[Raw records]
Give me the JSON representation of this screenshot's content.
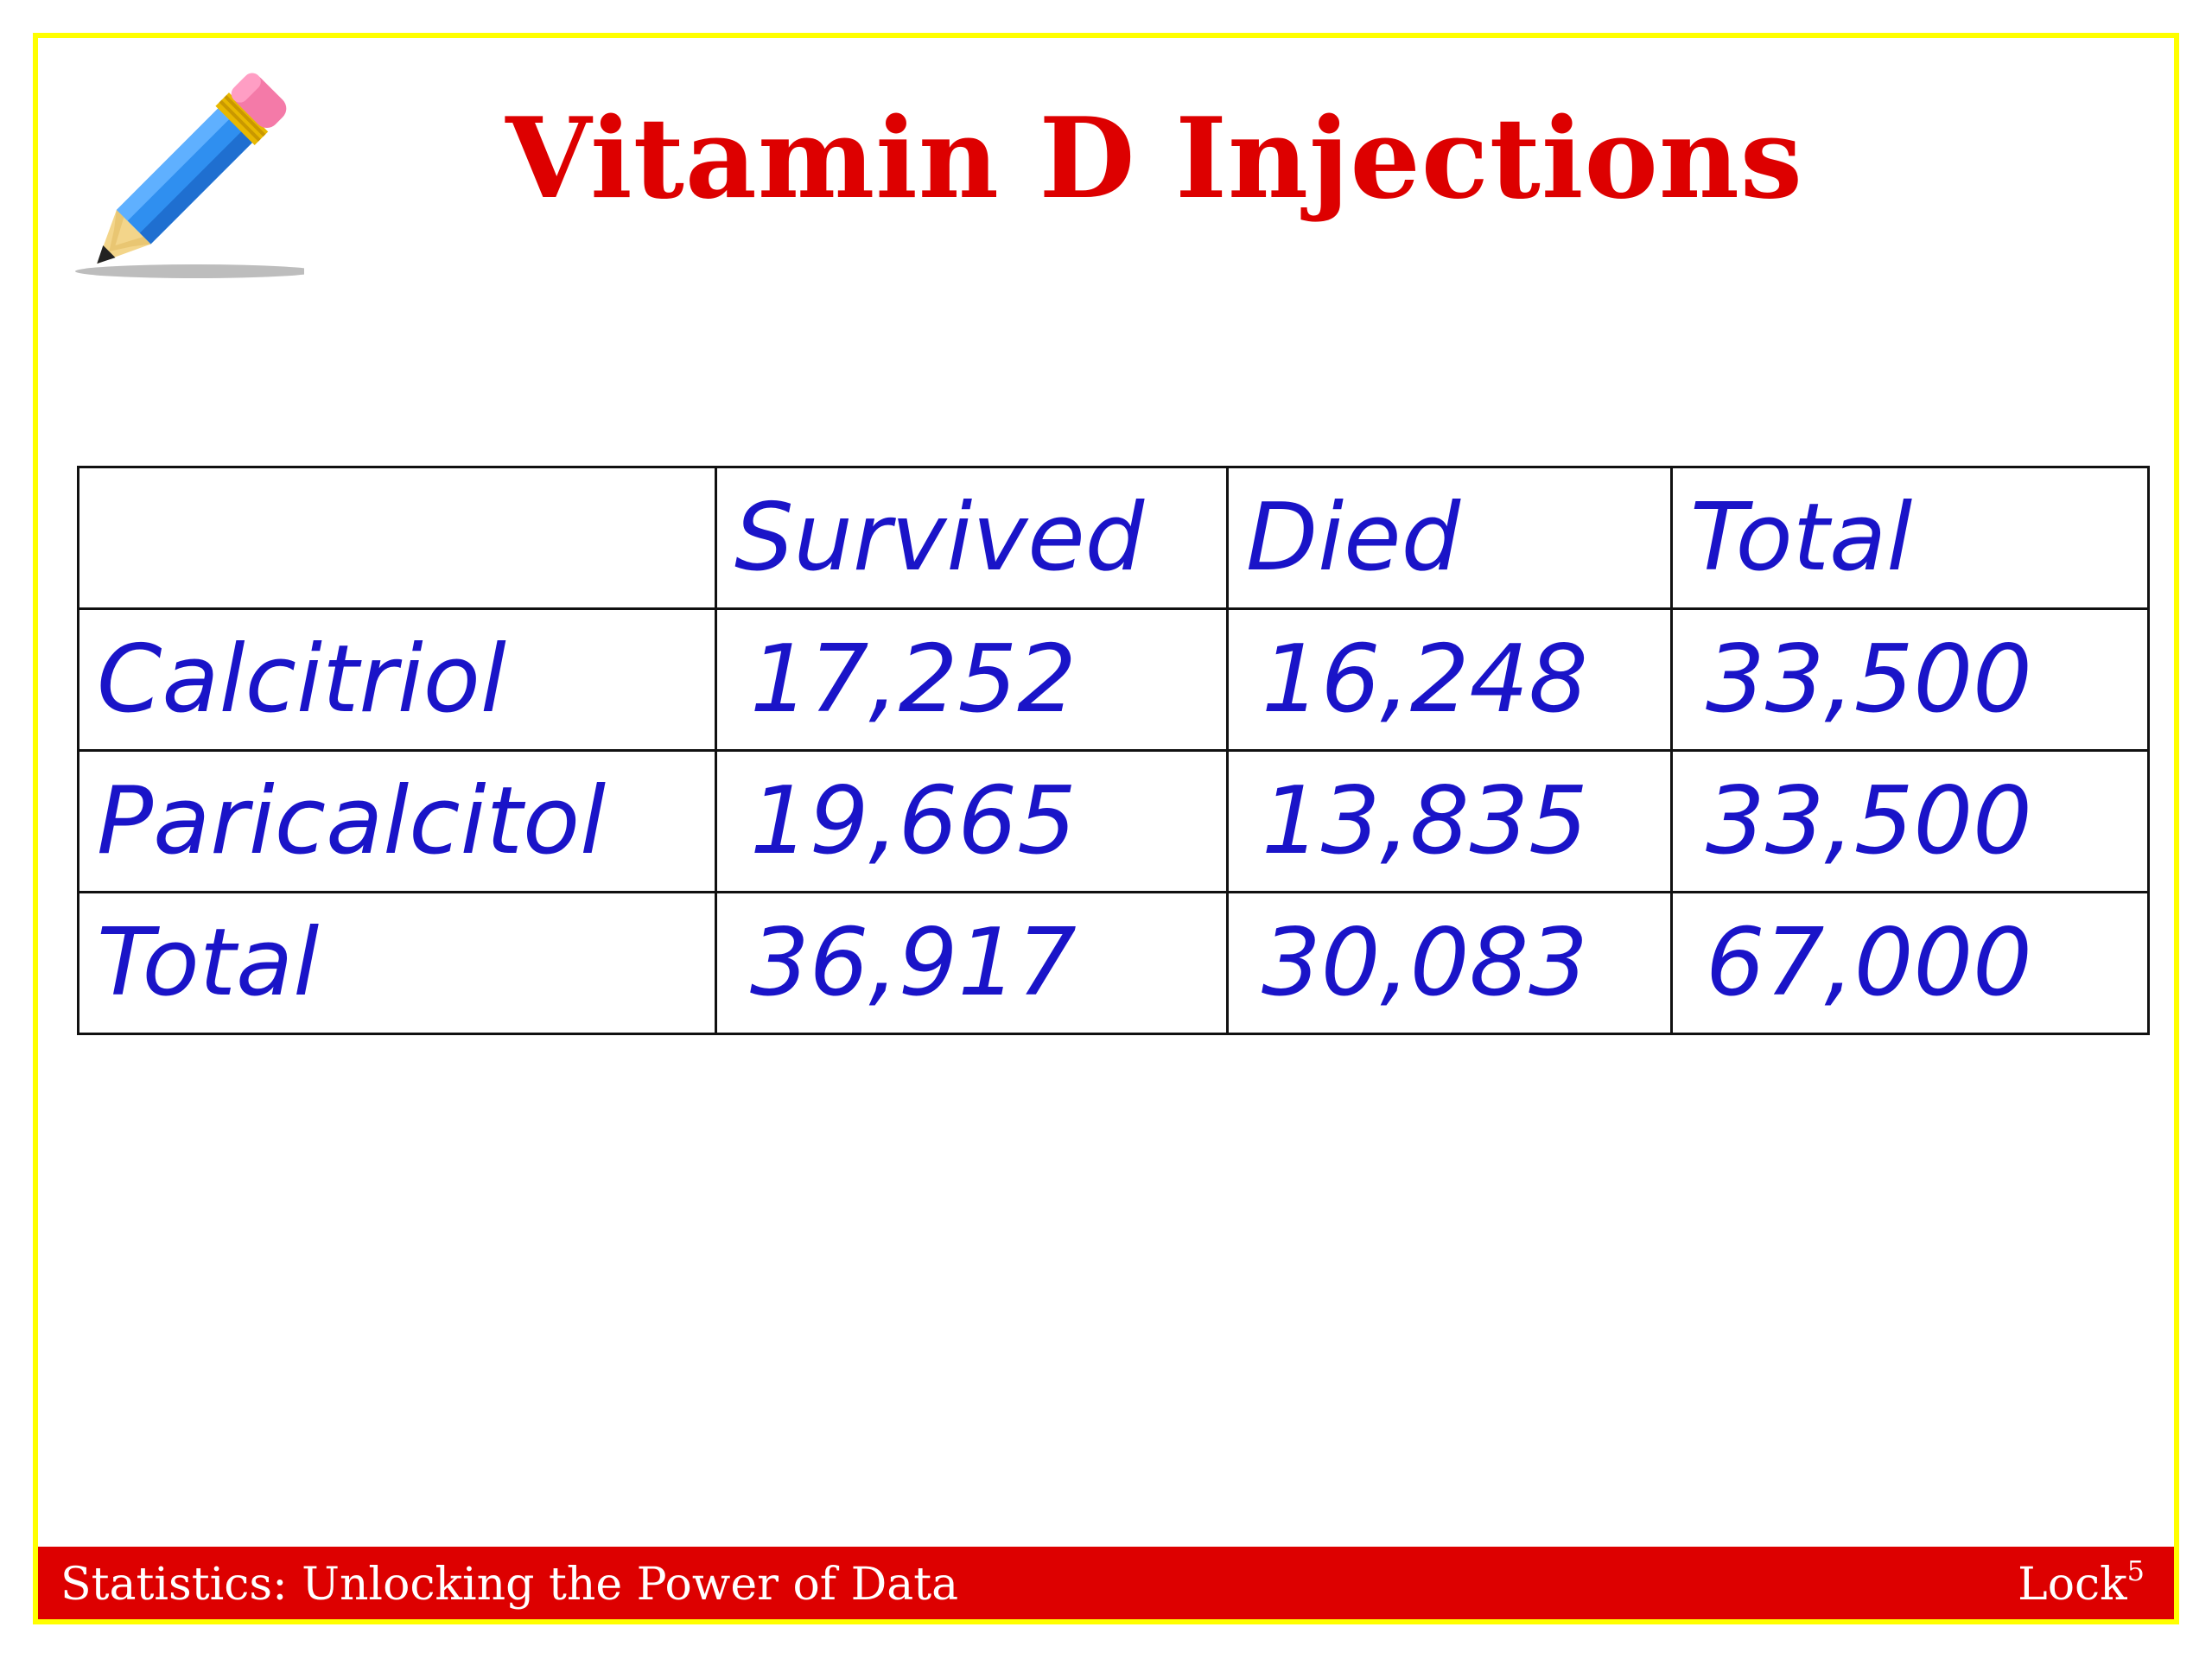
{
  "slide": {
    "title": "Vitamin D Injections"
  },
  "table": {
    "header": [
      "",
      "Survived",
      "Died",
      "Total"
    ],
    "rows": [
      {
        "label": "Calcitriol",
        "cells": [
          "17,252",
          "16,248",
          "33,500"
        ]
      },
      {
        "label": "Paricalcitol",
        "cells": [
          "19,665",
          "13,835",
          "33,500"
        ]
      },
      {
        "label": "Total",
        "cells": [
          "36,917",
          "30,083",
          "67,000"
        ]
      }
    ]
  },
  "footer": {
    "left_text": "Statistics: Unlocking the Power of Data",
    "right_text": "Lock",
    "right_superscript": "5"
  },
  "colors": {
    "title": "#dd0000",
    "border": "#ffff00",
    "handwriting": "#1a14c8",
    "footer_bg": "#dd0000"
  },
  "icons": {
    "decoration": "pencil-icon"
  }
}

◆ **EXERCISE BRIEF**
Return a copy of every line that includes the word "title".

◆ **RESULT OF THE EXERCISE**
    "title": "Vitamin D Injections"
    "title": "#dd0000",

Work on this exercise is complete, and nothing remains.